MATERIAL FOR THE TASK:
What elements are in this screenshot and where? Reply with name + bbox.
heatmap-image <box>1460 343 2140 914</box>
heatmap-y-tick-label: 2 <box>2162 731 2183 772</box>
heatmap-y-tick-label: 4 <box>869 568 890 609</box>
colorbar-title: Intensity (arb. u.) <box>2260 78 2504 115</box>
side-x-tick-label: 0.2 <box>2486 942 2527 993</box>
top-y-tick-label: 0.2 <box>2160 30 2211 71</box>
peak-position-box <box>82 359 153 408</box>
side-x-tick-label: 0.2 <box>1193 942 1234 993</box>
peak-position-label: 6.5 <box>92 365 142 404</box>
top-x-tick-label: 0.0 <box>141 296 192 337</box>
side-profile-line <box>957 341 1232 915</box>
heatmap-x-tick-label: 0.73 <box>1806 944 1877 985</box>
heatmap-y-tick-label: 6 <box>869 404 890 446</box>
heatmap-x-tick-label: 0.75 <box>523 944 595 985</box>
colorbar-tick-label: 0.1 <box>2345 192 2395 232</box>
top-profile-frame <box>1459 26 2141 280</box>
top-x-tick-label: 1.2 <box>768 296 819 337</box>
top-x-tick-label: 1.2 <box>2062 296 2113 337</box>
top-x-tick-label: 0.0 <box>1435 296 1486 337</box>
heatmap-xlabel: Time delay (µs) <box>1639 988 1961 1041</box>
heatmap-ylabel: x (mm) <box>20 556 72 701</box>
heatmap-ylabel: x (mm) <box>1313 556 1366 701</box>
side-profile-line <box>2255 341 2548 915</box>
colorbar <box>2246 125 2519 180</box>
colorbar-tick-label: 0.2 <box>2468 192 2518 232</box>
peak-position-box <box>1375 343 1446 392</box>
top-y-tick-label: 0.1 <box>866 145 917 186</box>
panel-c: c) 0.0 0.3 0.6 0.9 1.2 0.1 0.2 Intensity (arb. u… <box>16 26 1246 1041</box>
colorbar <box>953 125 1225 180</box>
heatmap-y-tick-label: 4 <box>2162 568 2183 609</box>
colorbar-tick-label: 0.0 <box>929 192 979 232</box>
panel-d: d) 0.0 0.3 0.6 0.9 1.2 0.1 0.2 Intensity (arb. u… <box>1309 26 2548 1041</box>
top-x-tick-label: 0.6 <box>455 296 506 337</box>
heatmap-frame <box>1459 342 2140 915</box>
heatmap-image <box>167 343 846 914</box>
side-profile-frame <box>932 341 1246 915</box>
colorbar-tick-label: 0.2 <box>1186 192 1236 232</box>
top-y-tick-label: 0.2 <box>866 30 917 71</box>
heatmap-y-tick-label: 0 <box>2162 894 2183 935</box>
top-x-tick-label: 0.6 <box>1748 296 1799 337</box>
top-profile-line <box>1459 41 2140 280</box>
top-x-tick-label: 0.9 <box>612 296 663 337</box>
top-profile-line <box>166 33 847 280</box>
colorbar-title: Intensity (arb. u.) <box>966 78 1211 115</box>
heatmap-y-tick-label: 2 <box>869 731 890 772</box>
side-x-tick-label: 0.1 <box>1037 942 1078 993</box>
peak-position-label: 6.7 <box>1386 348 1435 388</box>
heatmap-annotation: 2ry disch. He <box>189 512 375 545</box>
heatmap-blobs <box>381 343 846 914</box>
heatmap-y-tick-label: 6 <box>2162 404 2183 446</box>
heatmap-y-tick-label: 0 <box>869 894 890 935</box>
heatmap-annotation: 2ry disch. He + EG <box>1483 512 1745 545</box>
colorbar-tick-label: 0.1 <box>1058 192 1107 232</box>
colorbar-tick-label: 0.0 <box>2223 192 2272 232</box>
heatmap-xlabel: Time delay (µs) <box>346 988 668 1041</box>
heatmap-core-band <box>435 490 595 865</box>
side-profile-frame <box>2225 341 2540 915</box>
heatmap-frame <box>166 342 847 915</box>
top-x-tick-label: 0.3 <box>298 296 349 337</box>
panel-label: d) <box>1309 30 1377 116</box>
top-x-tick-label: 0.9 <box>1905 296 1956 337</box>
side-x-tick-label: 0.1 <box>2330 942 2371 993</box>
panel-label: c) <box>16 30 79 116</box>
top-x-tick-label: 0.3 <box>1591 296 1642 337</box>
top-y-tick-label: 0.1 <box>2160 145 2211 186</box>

TASK PROMPT:
Reproduce the material above word for word, keeping every line in its original order.

REPLY TO THE EXERCISE:
What elements are in this screenshot and where? Reply with name + bbox.
heatmap-image <box>1460 343 2140 914</box>
heatmap-y-tick-label: 2 <box>2162 731 2183 772</box>
heatmap-y-tick-label: 4 <box>869 568 890 609</box>
colorbar-title: Intensity (arb. u.) <box>2260 78 2504 115</box>
side-x-tick-label: 0.2 <box>2486 942 2527 993</box>
top-y-tick-label: 0.2 <box>2160 30 2211 71</box>
peak-position-box <box>82 359 153 408</box>
side-x-tick-label: 0.2 <box>1193 942 1234 993</box>
peak-position-label: 6.5 <box>92 365 142 404</box>
top-x-tick-label: 0.0 <box>141 296 192 337</box>
side-profile-line <box>957 341 1232 915</box>
heatmap-x-tick-label: 0.73 <box>1806 944 1877 985</box>
heatmap-y-tick-label: 6 <box>869 404 890 446</box>
heatmap-x-tick-label: 0.75 <box>523 944 595 985</box>
colorbar-tick-label: 0.1 <box>2345 192 2395 232</box>
top-profile-frame <box>1459 26 2141 280</box>
top-x-tick-label: 1.2 <box>768 296 819 337</box>
top-x-tick-label: 1.2 <box>2062 296 2113 337</box>
top-x-tick-label: 0.0 <box>1435 296 1486 337</box>
heatmap-xlabel: Time delay (µs) <box>1639 988 1961 1041</box>
heatmap-ylabel: x (mm) <box>20 556 72 701</box>
heatmap-ylabel: x (mm) <box>1313 556 1366 701</box>
side-profile-line <box>2255 341 2548 915</box>
colorbar <box>2246 125 2519 180</box>
colorbar-tick-label: 0.2 <box>2468 192 2518 232</box>
peak-position-box <box>1375 343 1446 392</box>
top-y-tick-label: 0.1 <box>866 145 917 186</box>
panel-c: c) 0.0 0.3 0.6 0.9 1.2 0.1 0.2 Intensity (arb. u… <box>16 26 1246 1041</box>
colorbar <box>953 125 1225 180</box>
heatmap-y-tick-label: 4 <box>2162 568 2183 609</box>
colorbar-tick-label: 0.0 <box>929 192 979 232</box>
panel-d: d) 0.0 0.3 0.6 0.9 1.2 0.1 0.2 Intensity (arb. u… <box>1309 26 2548 1041</box>
top-x-tick-label: 0.6 <box>455 296 506 337</box>
heatmap-frame <box>1459 342 2140 915</box>
heatmap-image <box>167 343 846 914</box>
side-profile-frame <box>932 341 1246 915</box>
colorbar-tick-label: 0.2 <box>1186 192 1236 232</box>
top-y-tick-label: 0.2 <box>866 30 917 71</box>
heatmap-y-tick-label: 0 <box>2162 894 2183 935</box>
top-x-tick-label: 0.6 <box>1748 296 1799 337</box>
top-profile-line <box>1459 41 2140 280</box>
top-x-tick-label: 0.9 <box>612 296 663 337</box>
top-profile-line <box>166 33 847 280</box>
colorbar-title: Intensity (arb. u.) <box>966 78 1211 115</box>
heatmap-y-tick-label: 2 <box>869 731 890 772</box>
side-x-tick-label: 0.1 <box>1037 942 1078 993</box>
peak-position-label: 6.7 <box>1386 348 1435 388</box>
heatmap-annotation: 2ry disch. He <box>189 512 375 545</box>
heatmap-blobs <box>381 343 846 914</box>
heatmap-y-tick-label: 6 <box>2162 404 2183 446</box>
heatmap-y-tick-label: 0 <box>869 894 890 935</box>
heatmap-annotation: 2ry disch. He + EG <box>1483 512 1745 545</box>
colorbar-tick-label: 0.1 <box>1058 192 1107 232</box>
colorbar-tick-label: 0.0 <box>2223 192 2272 232</box>
heatmap-xlabel: Time delay (µs) <box>346 988 668 1041</box>
heatmap-core-band <box>435 490 595 865</box>
side-profile-frame <box>2225 341 2540 915</box>
heatmap-frame <box>166 342 847 915</box>
top-x-tick-label: 0.3 <box>298 296 349 337</box>
panel-label: d) <box>1309 30 1377 116</box>
top-x-tick-label: 0.9 <box>1905 296 1956 337</box>
side-x-tick-label: 0.1 <box>2330 942 2371 993</box>
panel-label: c) <box>16 30 79 116</box>
top-x-tick-label: 0.3 <box>1591 296 1642 337</box>
top-y-tick-label: 0.1 <box>2160 145 2211 186</box>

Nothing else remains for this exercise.